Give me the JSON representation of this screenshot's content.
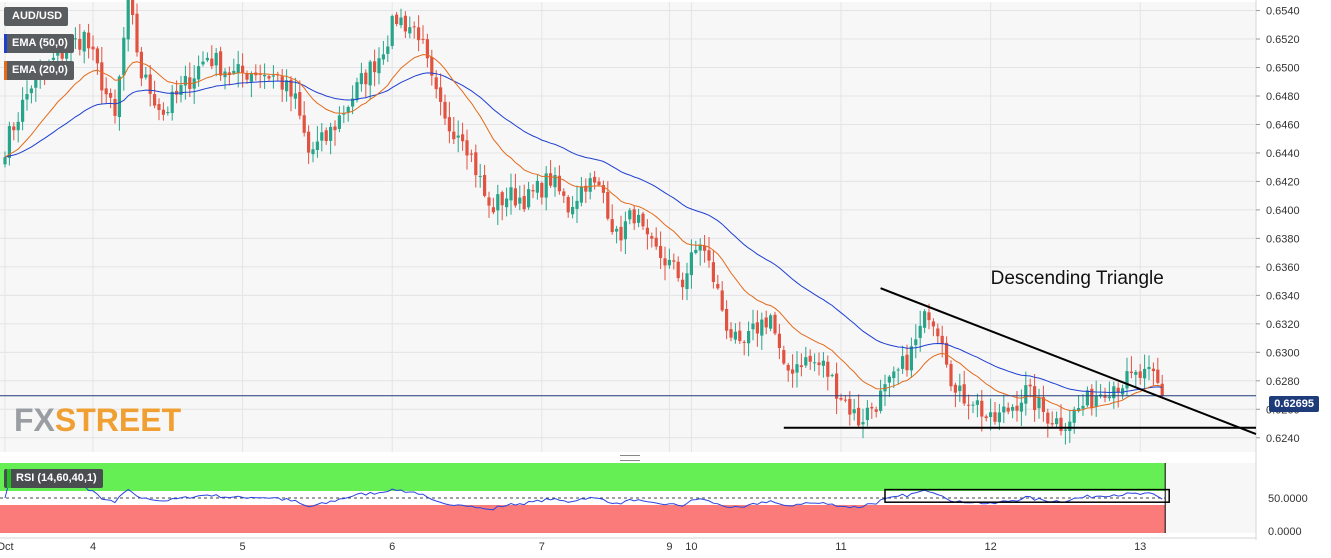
{
  "symbol": "AUD/USD",
  "indicators": {
    "ema50": {
      "label": "EMA (50,0)",
      "color": "#1e3fd0"
    },
    "ema20": {
      "label": "EMA (20,0)",
      "color": "#e36b1a"
    },
    "rsi": {
      "label": "RSI (14,60,40,1)"
    }
  },
  "last_price": "0.62695",
  "watermark": {
    "fx": "FX",
    "street": "STREET"
  },
  "colors": {
    "up": "#27a58a",
    "down": "#e15241",
    "price_line": "#1f3c7a",
    "rsi_line": "#2b45e0",
    "rsi_upper": "#66ee55",
    "rsi_lower": "#fb7a7a"
  },
  "chart_data": {
    "type": "candlestick",
    "ylim": [
      0.623,
      0.6546
    ],
    "y_ticks": [
      "0.6540",
      "0.6520",
      "0.6500",
      "0.6480",
      "0.6460",
      "0.6440",
      "0.6420",
      "0.6400",
      "0.6380",
      "0.6360",
      "0.6340",
      "0.6320",
      "0.6300",
      "0.6280",
      "0.6260",
      "0.6240"
    ],
    "x_ticks": [
      {
        "label": "Oct",
        "bar": 0
      },
      {
        "label": "4",
        "bar": 20
      },
      {
        "label": "5",
        "bar": 54
      },
      {
        "label": "6",
        "bar": 88
      },
      {
        "label": "7",
        "bar": 122
      },
      {
        "label": "9",
        "bar": 151
      },
      {
        "label": "10",
        "bar": 156
      },
      {
        "label": "11",
        "bar": 190
      },
      {
        "label": "12",
        "bar": 224
      },
      {
        "label": "13",
        "bar": 258
      }
    ],
    "annotation": "Descending Triangle",
    "price_path": [
      [
        0,
        0.6445
      ],
      [
        6,
        0.6488
      ],
      [
        12,
        0.6508
      ],
      [
        18,
        0.6522
      ],
      [
        22,
        0.649
      ],
      [
        25,
        0.6463
      ],
      [
        28,
        0.6548
      ],
      [
        31,
        0.6495
      ],
      [
        36,
        0.6468
      ],
      [
        41,
        0.6488
      ],
      [
        46,
        0.6508
      ],
      [
        52,
        0.6495
      ],
      [
        57,
        0.6498
      ],
      [
        62,
        0.6493
      ],
      [
        66,
        0.6476
      ],
      [
        69,
        0.644
      ],
      [
        73,
        0.645
      ],
      [
        77,
        0.647
      ],
      [
        81,
        0.649
      ],
      [
        85,
        0.6508
      ],
      [
        89,
        0.6535
      ],
      [
        94,
        0.6525
      ],
      [
        97,
        0.6488
      ],
      [
        100,
        0.646
      ],
      [
        104,
        0.6455
      ],
      [
        108,
        0.642
      ],
      [
        110,
        0.64
      ],
      [
        114,
        0.641
      ],
      [
        119,
        0.6408
      ],
      [
        124,
        0.6422
      ],
      [
        128,
        0.6402
      ],
      [
        132,
        0.642
      ],
      [
        136,
        0.6412
      ],
      [
        139,
        0.638
      ],
      [
        143,
        0.6398
      ],
      [
        146,
        0.6375
      ],
      [
        150,
        0.6365
      ],
      [
        154,
        0.635
      ],
      [
        158,
        0.6378
      ],
      [
        161,
        0.6352
      ],
      [
        164,
        0.632
      ],
      [
        167,
        0.63
      ],
      [
        171,
        0.6318
      ],
      [
        174,
        0.6326
      ],
      [
        177,
        0.6285
      ],
      [
        181,
        0.6295
      ],
      [
        186,
        0.629
      ],
      [
        190,
        0.627
      ],
      [
        194,
        0.6252
      ],
      [
        198,
        0.6265
      ],
      [
        202,
        0.628
      ],
      [
        206,
        0.63
      ],
      [
        210,
        0.633
      ],
      [
        213,
        0.6312
      ],
      [
        216,
        0.627
      ],
      [
        220,
        0.6268
      ],
      [
        224,
        0.625
      ],
      [
        228,
        0.626
      ],
      [
        232,
        0.6272
      ],
      [
        236,
        0.6258
      ],
      [
        240,
        0.625
      ],
      [
        244,
        0.626
      ],
      [
        247,
        0.6268
      ],
      [
        250,
        0.6276
      ],
      [
        254,
        0.6279
      ],
      [
        258,
        0.6283
      ],
      [
        261,
        0.6282
      ],
      [
        263,
        0.627
      ]
    ],
    "rsi": {
      "ylim": [
        0,
        100
      ],
      "levels": [
        60,
        40
      ],
      "ticks": [
        "50.0000",
        "0.0000"
      ]
    },
    "triangle": {
      "upper": [
        [
          199,
          0.6345
        ],
        [
          261.5,
          0.627
        ]
      ],
      "lower": [
        [
          177,
          0.6247
        ],
        [
          263,
          0.6247
        ]
      ]
    }
  }
}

**Problem to solve:** All records above are to be printed exactly, minus the pictures they contain.

**Full solution:**
Give me the JSON representation of this screenshot's content.
{
  "symbol": "AUD/USD",
  "indicators": {
    "ema50": {
      "label": "EMA (50,0)",
      "color": "#1e3fd0"
    },
    "ema20": {
      "label": "EMA (20,0)",
      "color": "#e36b1a"
    },
    "rsi": {
      "label": "RSI (14,60,40,1)"
    }
  },
  "last_price": "0.62695",
  "watermark": {
    "fx": "FX",
    "street": "STREET"
  },
  "colors": {
    "up": "#27a58a",
    "down": "#e15241",
    "price_line": "#1f3c7a",
    "rsi_line": "#2b45e0",
    "rsi_upper": "#66ee55",
    "rsi_lower": "#fb7a7a"
  },
  "chart_data": {
    "type": "candlestick",
    "ylim": [
      0.623,
      0.6546
    ],
    "y_ticks": [
      "0.6540",
      "0.6520",
      "0.6500",
      "0.6480",
      "0.6460",
      "0.6440",
      "0.6420",
      "0.6400",
      "0.6380",
      "0.6360",
      "0.6340",
      "0.6320",
      "0.6300",
      "0.6280",
      "0.6260",
      "0.6240"
    ],
    "x_ticks": [
      {
        "label": "Oct",
        "bar": 0
      },
      {
        "label": "4",
        "bar": 20
      },
      {
        "label": "5",
        "bar": 54
      },
      {
        "label": "6",
        "bar": 88
      },
      {
        "label": "7",
        "bar": 122
      },
      {
        "label": "9",
        "bar": 151
      },
      {
        "label": "10",
        "bar": 156
      },
      {
        "label": "11",
        "bar": 190
      },
      {
        "label": "12",
        "bar": 224
      },
      {
        "label": "13",
        "bar": 258
      }
    ],
    "annotation": "Descending Triangle",
    "price_path": [
      [
        0,
        0.6445
      ],
      [
        6,
        0.6488
      ],
      [
        12,
        0.6508
      ],
      [
        18,
        0.6522
      ],
      [
        22,
        0.649
      ],
      [
        25,
        0.6463
      ],
      [
        28,
        0.6548
      ],
      [
        31,
        0.6495
      ],
      [
        36,
        0.6468
      ],
      [
        41,
        0.6488
      ],
      [
        46,
        0.6508
      ],
      [
        52,
        0.6495
      ],
      [
        57,
        0.6498
      ],
      [
        62,
        0.6493
      ],
      [
        66,
        0.6476
      ],
      [
        69,
        0.644
      ],
      [
        73,
        0.645
      ],
      [
        77,
        0.647
      ],
      [
        81,
        0.649
      ],
      [
        85,
        0.6508
      ],
      [
        89,
        0.6535
      ],
      [
        94,
        0.6525
      ],
      [
        97,
        0.6488
      ],
      [
        100,
        0.646
      ],
      [
        104,
        0.6455
      ],
      [
        108,
        0.642
      ],
      [
        110,
        0.64
      ],
      [
        114,
        0.641
      ],
      [
        119,
        0.6408
      ],
      [
        124,
        0.6422
      ],
      [
        128,
        0.6402
      ],
      [
        132,
        0.642
      ],
      [
        136,
        0.6412
      ],
      [
        139,
        0.638
      ],
      [
        143,
        0.6398
      ],
      [
        146,
        0.6375
      ],
      [
        150,
        0.6365
      ],
      [
        154,
        0.635
      ],
      [
        158,
        0.6378
      ],
      [
        161,
        0.6352
      ],
      [
        164,
        0.632
      ],
      [
        167,
        0.63
      ],
      [
        171,
        0.6318
      ],
      [
        174,
        0.6326
      ],
      [
        177,
        0.6285
      ],
      [
        181,
        0.6295
      ],
      [
        186,
        0.629
      ],
      [
        190,
        0.627
      ],
      [
        194,
        0.6252
      ],
      [
        198,
        0.6265
      ],
      [
        202,
        0.628
      ],
      [
        206,
        0.63
      ],
      [
        210,
        0.633
      ],
      [
        213,
        0.6312
      ],
      [
        216,
        0.627
      ],
      [
        220,
        0.6268
      ],
      [
        224,
        0.625
      ],
      [
        228,
        0.626
      ],
      [
        232,
        0.6272
      ],
      [
        236,
        0.6258
      ],
      [
        240,
        0.625
      ],
      [
        244,
        0.626
      ],
      [
        247,
        0.6268
      ],
      [
        250,
        0.6276
      ],
      [
        254,
        0.6279
      ],
      [
        258,
        0.6283
      ],
      [
        261,
        0.6282
      ],
      [
        263,
        0.627
      ]
    ],
    "rsi": {
      "ylim": [
        0,
        100
      ],
      "levels": [
        60,
        40
      ],
      "ticks": [
        "50.0000",
        "0.0000"
      ]
    },
    "triangle": {
      "upper": [
        [
          199,
          0.6345
        ],
        [
          261.5,
          0.627
        ]
      ],
      "lower": [
        [
          177,
          0.6247
        ],
        [
          263,
          0.6247
        ]
      ]
    }
  }
}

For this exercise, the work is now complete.